> Set task: Every entry must be given again exactly.

## start

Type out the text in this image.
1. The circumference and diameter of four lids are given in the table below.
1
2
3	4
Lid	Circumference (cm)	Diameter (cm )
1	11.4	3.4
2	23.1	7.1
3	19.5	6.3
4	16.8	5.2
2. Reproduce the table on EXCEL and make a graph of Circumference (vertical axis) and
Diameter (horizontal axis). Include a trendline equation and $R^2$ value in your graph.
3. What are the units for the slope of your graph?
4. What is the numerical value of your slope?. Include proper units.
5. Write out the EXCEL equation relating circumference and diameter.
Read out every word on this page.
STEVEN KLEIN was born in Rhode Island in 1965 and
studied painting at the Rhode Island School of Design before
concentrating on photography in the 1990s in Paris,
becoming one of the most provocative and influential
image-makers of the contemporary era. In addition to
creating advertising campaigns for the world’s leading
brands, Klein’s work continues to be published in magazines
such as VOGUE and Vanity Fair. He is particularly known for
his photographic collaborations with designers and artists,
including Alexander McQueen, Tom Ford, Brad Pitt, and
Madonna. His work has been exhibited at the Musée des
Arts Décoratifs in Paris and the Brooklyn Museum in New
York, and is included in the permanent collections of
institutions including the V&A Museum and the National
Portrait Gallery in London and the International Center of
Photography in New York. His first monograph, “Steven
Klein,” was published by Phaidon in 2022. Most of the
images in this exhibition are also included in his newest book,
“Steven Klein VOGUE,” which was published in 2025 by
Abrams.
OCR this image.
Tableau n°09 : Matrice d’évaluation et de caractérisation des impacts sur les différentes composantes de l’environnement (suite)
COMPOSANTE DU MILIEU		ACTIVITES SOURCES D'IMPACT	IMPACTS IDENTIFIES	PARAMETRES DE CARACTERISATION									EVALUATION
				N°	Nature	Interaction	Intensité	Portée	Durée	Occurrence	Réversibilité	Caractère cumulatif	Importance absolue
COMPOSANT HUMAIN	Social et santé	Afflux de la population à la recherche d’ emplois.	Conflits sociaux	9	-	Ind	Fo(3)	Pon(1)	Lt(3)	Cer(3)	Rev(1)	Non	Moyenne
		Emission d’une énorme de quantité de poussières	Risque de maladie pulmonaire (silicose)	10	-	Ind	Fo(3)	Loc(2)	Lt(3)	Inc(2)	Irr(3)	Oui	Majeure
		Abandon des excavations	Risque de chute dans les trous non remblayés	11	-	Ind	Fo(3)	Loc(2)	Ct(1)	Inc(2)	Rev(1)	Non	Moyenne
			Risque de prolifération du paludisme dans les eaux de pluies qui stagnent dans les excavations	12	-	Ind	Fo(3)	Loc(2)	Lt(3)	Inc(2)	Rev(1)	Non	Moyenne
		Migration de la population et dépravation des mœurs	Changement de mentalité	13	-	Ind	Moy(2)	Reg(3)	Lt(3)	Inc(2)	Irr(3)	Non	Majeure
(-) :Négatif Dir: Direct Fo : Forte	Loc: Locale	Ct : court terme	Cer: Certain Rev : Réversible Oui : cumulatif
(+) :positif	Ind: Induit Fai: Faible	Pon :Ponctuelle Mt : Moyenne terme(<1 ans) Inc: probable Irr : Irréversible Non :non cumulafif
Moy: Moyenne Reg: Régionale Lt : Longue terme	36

## end

> Solution to the exercise:
Type out the text in this image.
1. The circumference and diameter of four lids are given in the table below.
1
2
3	4
Lid	Circumference (cm)	Diameter (cm )
1	11.4	3.4
2	23.1	7.1
3	19.5	6.3
4	16.8	5.2
2. Reproduce the table on EXCEL and make a graph of Circumference (vertical axis) and
Diameter (horizontal axis). Include a trendline equation and $R^2$ value in your graph.
3. What are the units for the slope of your graph?
4. What is the numerical value of your slope?. Include proper units.
5. Write out the EXCEL equation relating circumference and diameter.
Read out every word on this page.
STEVEN KLEIN was born in Rhode Island in 1965 and
studied painting at the Rhode Island School of Design before
concentrating on photography in the 1990s in Paris,
becoming one of the most provocative and influential
image-makers of the contemporary era. In addition to
creating advertising campaigns for the world’s leading
brands, Klein’s work continues to be published in magazines
such as VOGUE and Vanity Fair. He is particularly known for
his photographic collaborations with designers and artists,
including Alexander McQueen, Tom Ford, Brad Pitt, and
Madonna. His work has been exhibited at the Musée des
Arts Décoratifs in Paris and the Brooklyn Museum in New
York, and is included in the permanent collections of
institutions including the V&A Museum and the National
Portrait Gallery in London and the International Center of
Photography in New York. His first monograph, “Steven
Klein,” was published by Phaidon in 2022. Most of the
images in this exhibition are also included in his newest book,
“Steven Klein VOGUE,” which was published in 2025 by
Abrams.
OCR this image.
Tableau n°09 : Matrice d’évaluation et de caractérisation des impacts sur les différentes composantes de l’environnement (suite)
COMPOSANTE DU MILIEU		ACTIVITES SOURCES D'IMPACT	IMPACTS IDENTIFIES	PARAMETRES DE CARACTERISATION									EVALUATION
				N°	Nature	Interaction	Intensité	Portée	Durée	Occurrence	Réversibilité	Caractère cumulatif	Importance absolue
COMPOSANT HUMAIN	Social et santé	Afflux de la population à la recherche d’ emplois.	Conflits sociaux	9	-	Ind	Fo(3)	Pon(1)	Lt(3)	Cer(3)	Rev(1)	Non	Moyenne
		Emission d’une énorme de quantité de poussières	Risque de maladie pulmonaire (silicose)	10	-	Ind	Fo(3)	Loc(2)	Lt(3)	Inc(2)	Irr(3)	Oui	Majeure
		Abandon des excavations	Risque de chute dans les trous non remblayés	11	-	Ind	Fo(3)	Loc(2)	Ct(1)	Inc(2)	Rev(1)	Non	Moyenne
			Risque de prolifération du paludisme dans les eaux de pluies qui stagnent dans les excavations	12	-	Ind	Fo(3)	Loc(2)	Lt(3)	Inc(2)	Rev(1)	Non	Moyenne
		Migration de la population et dépravation des mœurs	Changement de mentalité	13	-	Ind	Moy(2)	Reg(3)	Lt(3)	Inc(2)	Irr(3)	Non	Majeure
(-) :Négatif Dir: Direct Fo : Forte	Loc: Locale	Ct : court terme	Cer: Certain Rev : Réversible Oui : cumulatif
(+) :positif	Ind: Induit Fai: Faible	Pon :Ponctuelle Mt : Moyenne terme(<1 ans) Inc: probable Irr : Irréversible Non :non cumulafif
Moy: Moyenne Reg: Régionale Lt : Longue terme	36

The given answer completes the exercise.